Select, from the data, each line where "المؤذن" occurs.

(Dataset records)
━━━━

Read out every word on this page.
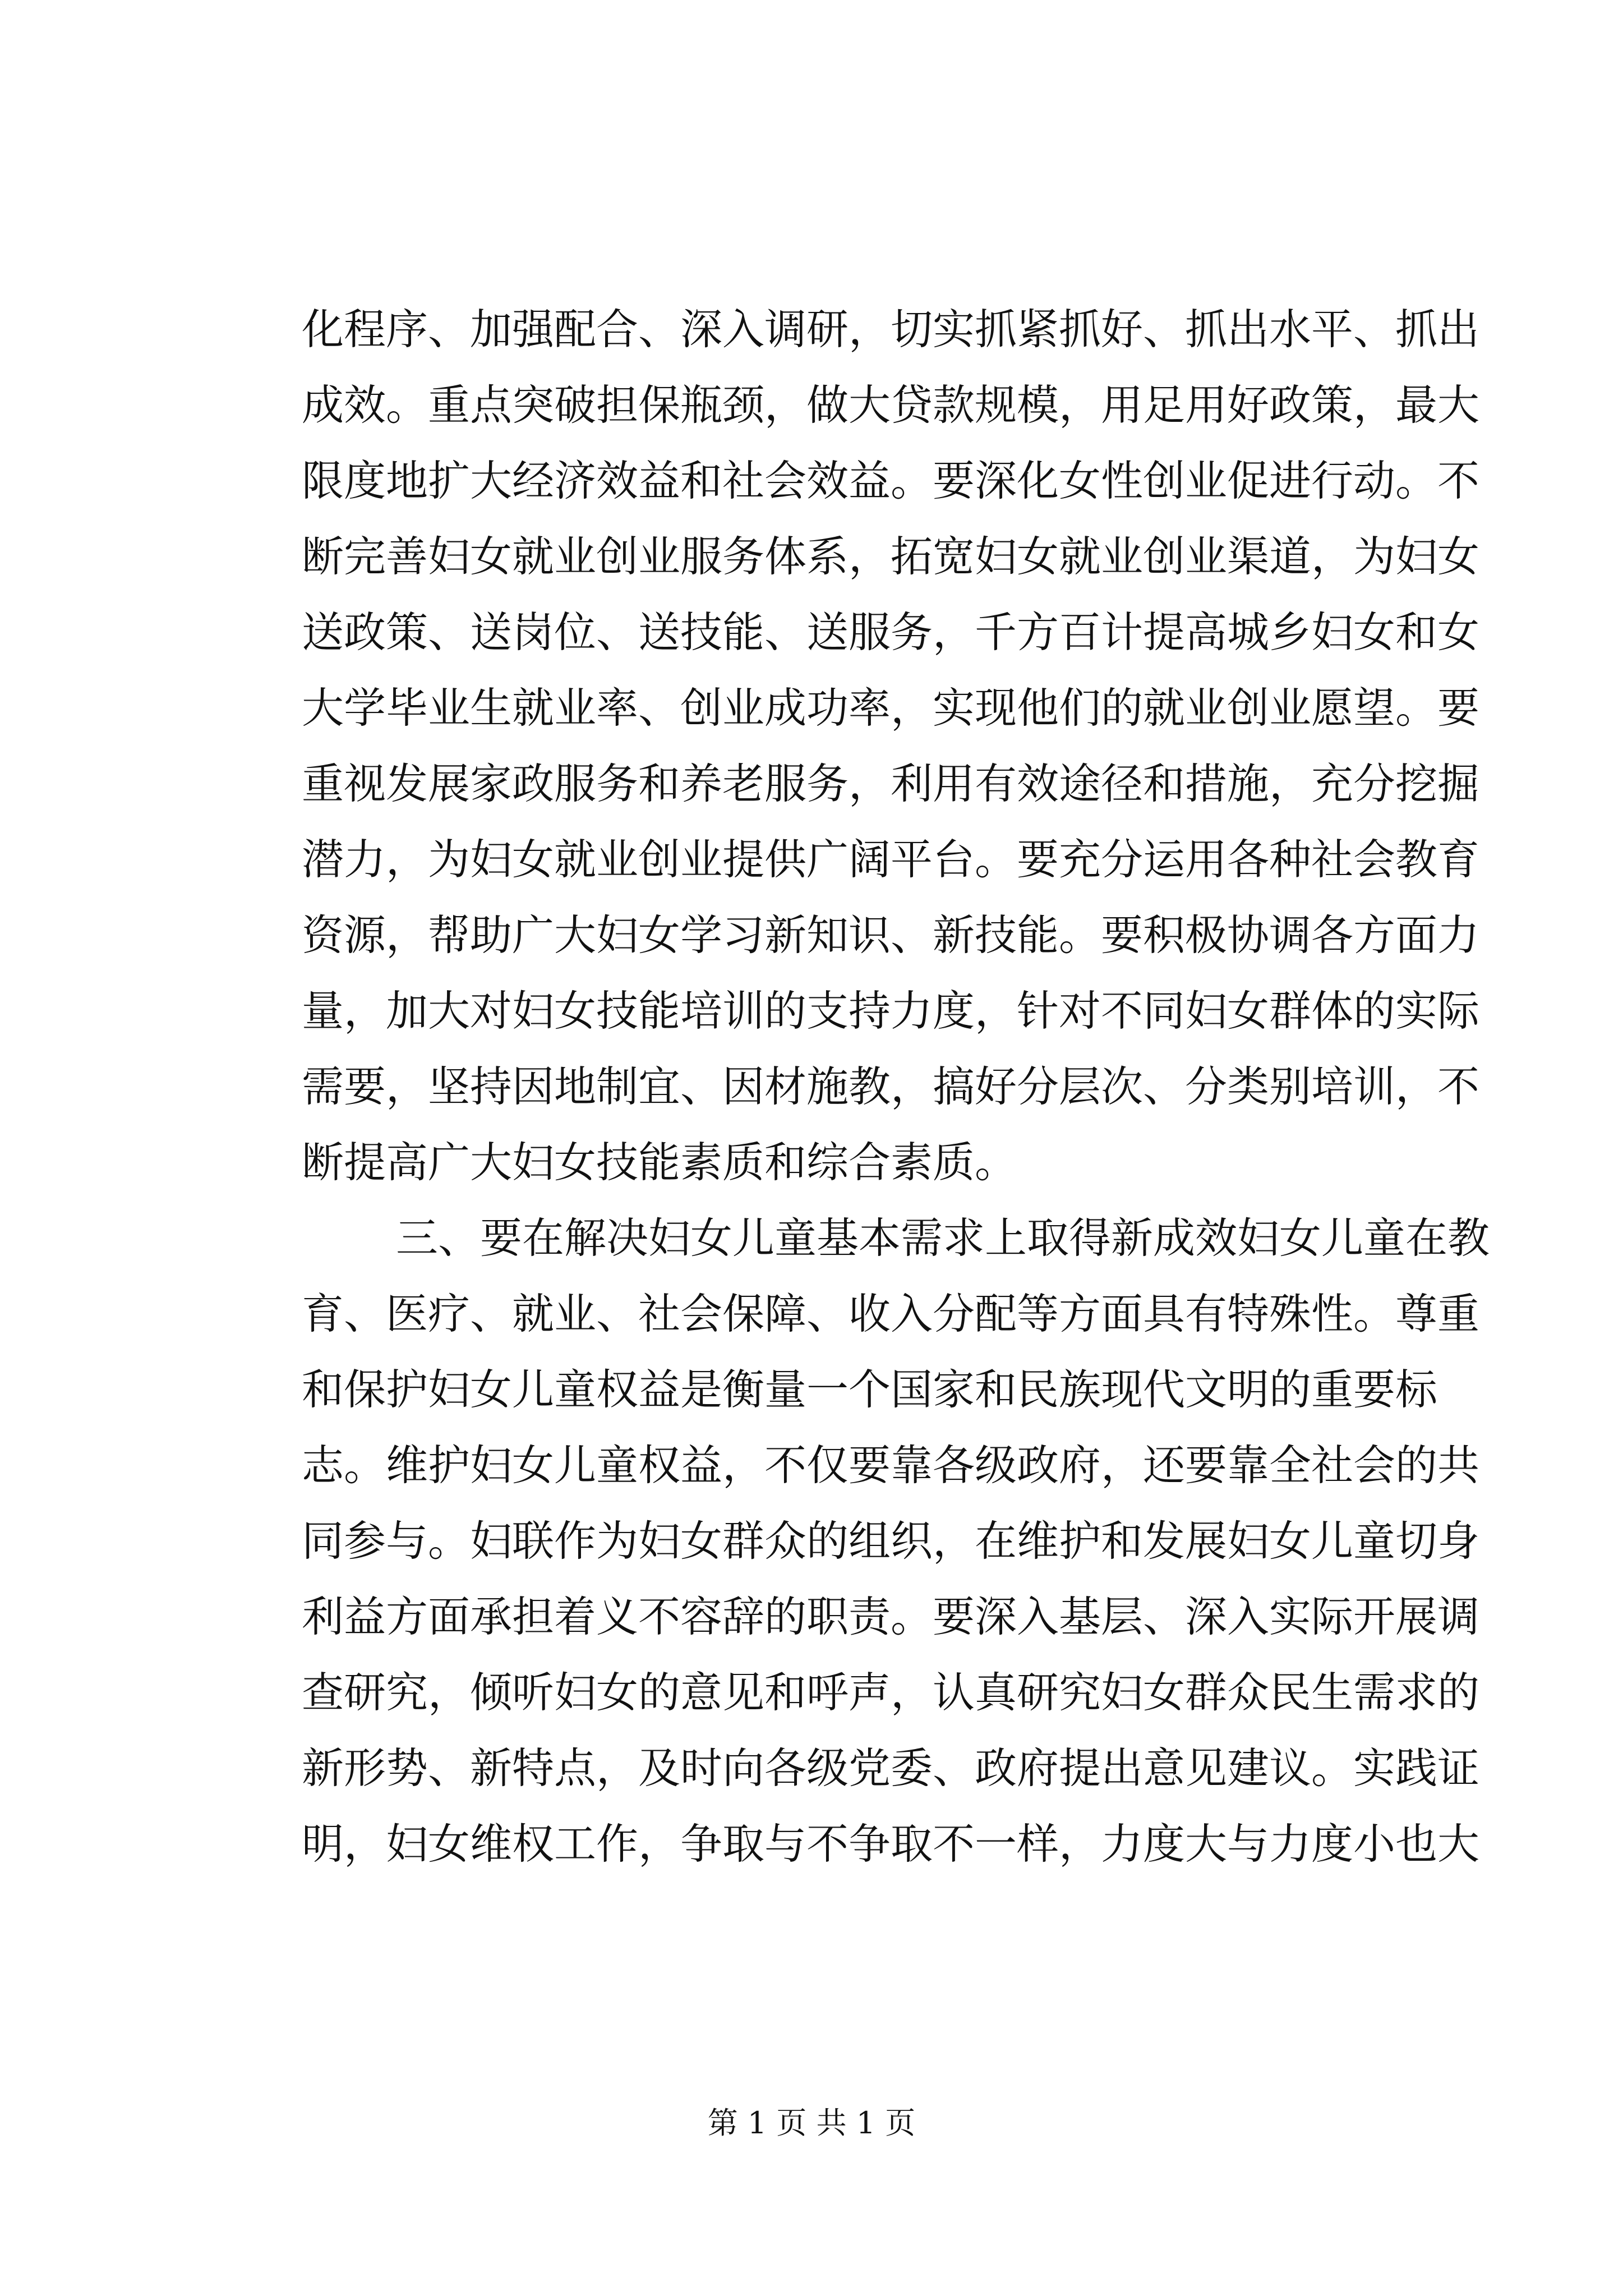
化程序、加强配合、深入调研，切实抓紧抓好、抓出水平、抓出
成效。重点突破担保瓶颈，做大贷款规模，用足用好政策，最大
限度地扩大经济效益和社会效益。要深化女性创业促进行动。不
断完善妇女就业创业服务体系，拓宽妇女就业创业渠道，为妇女
送政策、送岗位、送技能、送服务，千方百计提高城乡妇女和女
大学毕业生就业率、创业成功率，实现他们的就业创业愿望。要
重视发展家政服务和养老服务，利用有效途径和措施，充分挖掘
潜力，为妇女就业创业提供广阔平台。要充分运用各种社会教育
资源，帮助广大妇女学习新知识、新技能。要积极协调各方面力
量，加大对妇女技能培训的支持力度，针对不同妇女群体的实际
需要，坚持因地制宜、因材施教，搞好分层次、分类别培训，不
断提高广大妇女技能素质和综合素质。
三、要在解决妇女儿童基本需求上取得新成效妇女儿童在教
育、医疗、就业、社会保障、收入分配等方面具有特殊性。尊重
和保护妇女儿童权益是衡量一个国家和民族现代文明的重要标
志。维护妇女儿童权益，不仅要靠各级政府，还要靠全社会的共
同参与。妇联作为妇女群众的组织，在维护和发展妇女儿童切身
利益方面承担着义不容辞的职责。要深入基层、深入实际开展调
查研究，倾听妇女的意见和呼声，认真研究妇女群众民生需求的
新形势、新特点，及时向各级党委、政府提出意见建议。实践证
明，妇女维权工作，争取与不争取不一样，力度大与力度小也大
第 1 页 共 1 页
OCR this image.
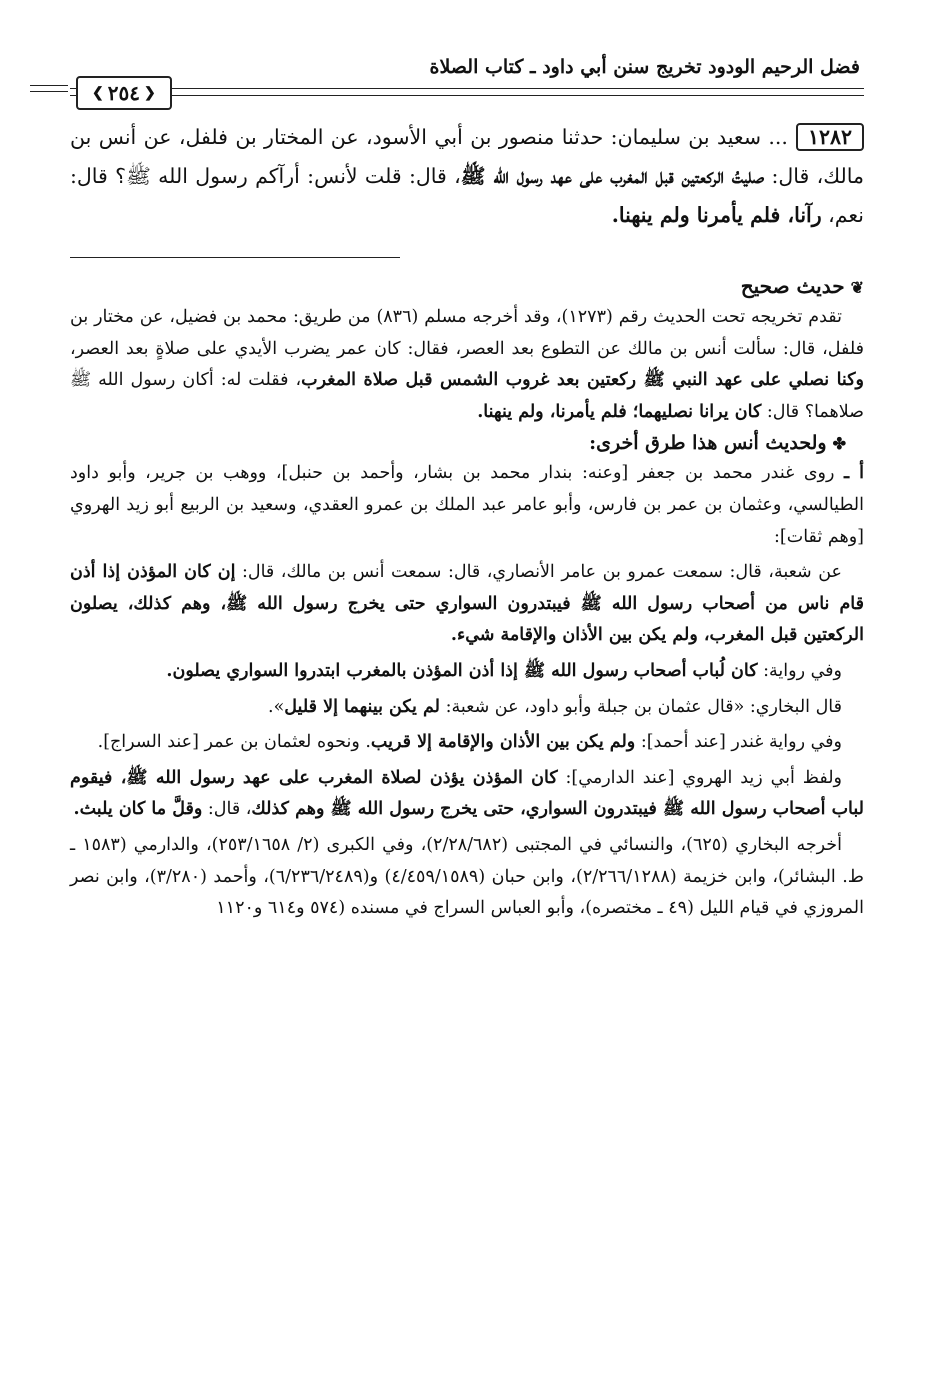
فضل الرحيم الودود تخريج سنن أبي داود ـ كتاب الصلاة
❮ ٢٥٤
❯
١٢٨٢... سعيد بن سليمان: حدثنا منصور بن أبي الأسود، عن المختار بن فلفل، عن أنس بن مالك، قال: صليتُ الركعتين قبل المغرب على عهد رسول الله ﷺ، قال: قلت لأنس: أرآكم رسول الله ﷺ؟ قال: نعم، رآنا، فلم يأمرنا ولم ينهنا.
❦حديث صحيح

تقدم تخريجه تحت الحديث رقم (١٢٧٣)، وقد أخرجه مسلم (٨٣٦) من طريق: محمد بن فضيل، عن مختار بن فلفل، قال: سألت أنس بن مالك عن التطوع بعد العصر، فقال: كان عمر يضرب الأيدي على صلاةٍ بعد العصر، وكنا نصلي على عهد النبي ﷺ ركعتين بعد غروب الشمس قبل صلاة المغرب، فقلت له: أكان رسول الله ﷺ صلاهما؟ قال: كان يرانا نصليهما؛ فلم يأمرنا، ولم ينهنا.

✤ولحديث أنس هذا طرق أخرى:

أ ـ روى غندر محمد بن جعفر [وعنه: بندار محمد بن بشار، وأحمد بن حنبل]، ووهب بن جرير، وأبو داود الطيالسي، وعثمان بن عمر بن فارس، وأبو عامر عبد الملك بن عمرو العقدي، وسعيد بن الربيع أبو زيد الهروي [وهم ثقات]:

عن شعبة، قال: سمعت عمرو بن عامر الأنصاري، قال: سمعت أنس بن مالك، قال: إن كان المؤذن إذا أذن قام ناس من أصحاب رسول الله ﷺ فيبتدرون السواري حتى يخرج رسول الله ﷺ، وهم كذلك، يصلون الركعتين قبل المغرب، ولم يكن بين الأذان والإقامة شيء.

وفي رواية: كان لُباب أصحاب رسول الله ﷺ إذا أذن المؤذن بالمغرب ابتدروا السواري يصلون.

قال البخاري: «قال عثمان بن جبلة وأبو داود، عن شعبة: لم يكن بينهما إلا قليل».

وفي رواية غندر [عند أحمد]: ولم يكن بين الأذان والإقامة إلا قريب. ونحوه لعثمان بن عمر [عند السراج].

ولفظ أبي زيد الهروي [عند الدارمي]: كان المؤذن يؤذن لصلاة المغرب على عهد رسول الله ﷺ، فيقوم لباب أصحاب رسول الله ﷺ فيبتدرون السواري، حتى يخرج رسول الله ﷺ وهم كذلك، قال: وقلَّ ما كان يلبث.

أخرجه البخاري (٦٢٥)، والنسائي في المجتبى (٢/٢٨/٦٨٢)، وفي الكبرى (٢/ ٢٥٣/١٦٥٨)، والدارمي (١٥٨٣ ـ ط. البشائر)، وابن خزيمة (٢/٢٦٦/١٢٨٨)، وابن حبان (٤/٤٥٩/١٥٨٩) و(٦/٢٣٦/٢٤٨٩)، وأحمد (٣/٢٨٠)، وابن نصر المروزي في قيام الليل (٤٩ ـ مختصره)، وأبو العباس السراج في مسنده (٥٧٤ و٦١٤ و١١٢٠
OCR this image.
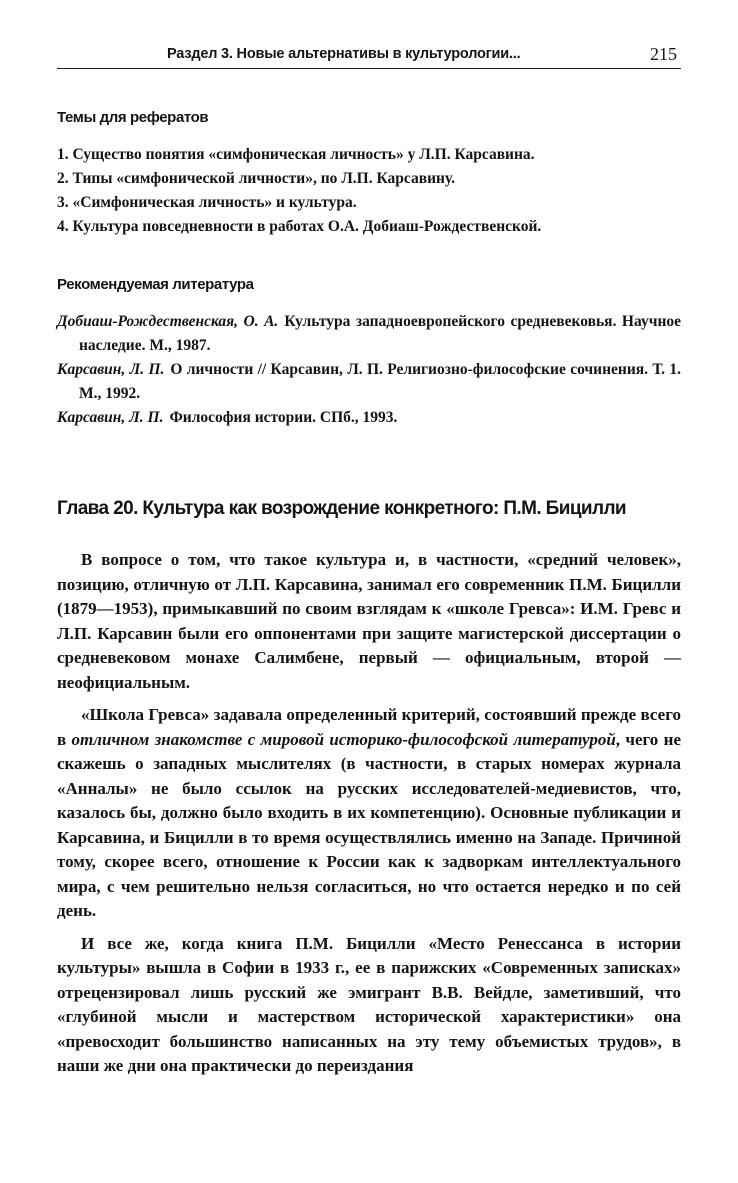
Раздел 3. Новые альтернативы в культурологии...	215
Темы для рефератов
1. Существо понятия «симфоническая личность» у Л.П. Карсавина.
2. Типы «симфонической личности», по Л.П. Карсавину.
3. «Симфоническая личность» и культура.
4. Культура повседневности в работах О.А. Добиаш-Рождественской.
Рекомендуемая литература
Добиаш-Рождественская, О. А. Культура западноевропейского средневековья. Научное наследие. М., 1987.
Карсавин, Л. П. О личности // Карсавин, Л. П. Религиозно-философские сочинения. Т. 1. М., 1992.
Карсавин, Л. П. Философия истории. СПб., 1993.
Глава 20. Культура как возрождение конкретного: П.М. Бицилли

В вопросе о том, что такое культура и, в частности, «средний человек», позицию, отличную от Л.П. Карсавина, занимал его современник П.М. Бицилли (1879—1953), примыкавший по своим взглядам к «школе Гревса»: И.М. Гревс и Л.П. Карсавин были его оппонентами при защите магистерской диссертации о средневековом монахе Салимбене, первый — официальным, второй — неофициальным.

«Школа Гревса» задавала определенный критерий, состоявший прежде всего в отличном знакомстве с мировой историко-философской литературой, чего не скажешь о западных мыслителях (в частности, в старых номерах журнала «Анналы» не было ссылок на русских исследователей-медиевистов, что, казалось бы, должно было входить в их компетенцию). Основные публикации и Карсавина, и Бицилли в то время осуществлялись именно на Западе. Причиной тому, скорее всего, отношение к России как к задворкам интеллектуального мира, с чем решительно нельзя согласиться, но что остается нередко и по сей день.

И все же, когда книга П.М. Бицилли «Место Ренессанса в истории культуры» вышла в Софии в 1933 г., ее в парижских «Современных записках» отрецензировал лишь русский же эмигрант В.В. Вейдле, заметивший, что «глубиной мысли и мастерством исторической характеристики» она «превосходит большинство написанных на эту тему объемистых трудов», в наши же дни она практически до переиздания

━━━━

Task result –
عن شعبة، قال: سمعت عمرو بن عامر الأنصاري، قال: سمعت أنس بن مالك، قال: إن كان المؤذن إذا أذن قام ناس من أصحاب رسول الله ﷺ فيبتدرون السواري حتى يخرج رسول الله ﷺ، وهم كذلك، يصلون الركعتين قبل المغرب، ولم يكن بين الأذان والإقامة شيء.
وفي رواية: كان لُباب أصحاب رسول الله ﷺ إذا أذن المؤذن بالمغرب ابتدروا السواري يصلون.
ولفظ أبي زيد الهروي [عند الدارمي]: كان المؤذن يؤذن لصلاة المغرب على عهد رسول الله ﷺ، فيقوم لباب أصحاب رسول الله ﷺ فيبتدرون السواري، حتى يخرج رسول الله ﷺ وهم كذلك، قال: وقلَّ ما كان يلبث.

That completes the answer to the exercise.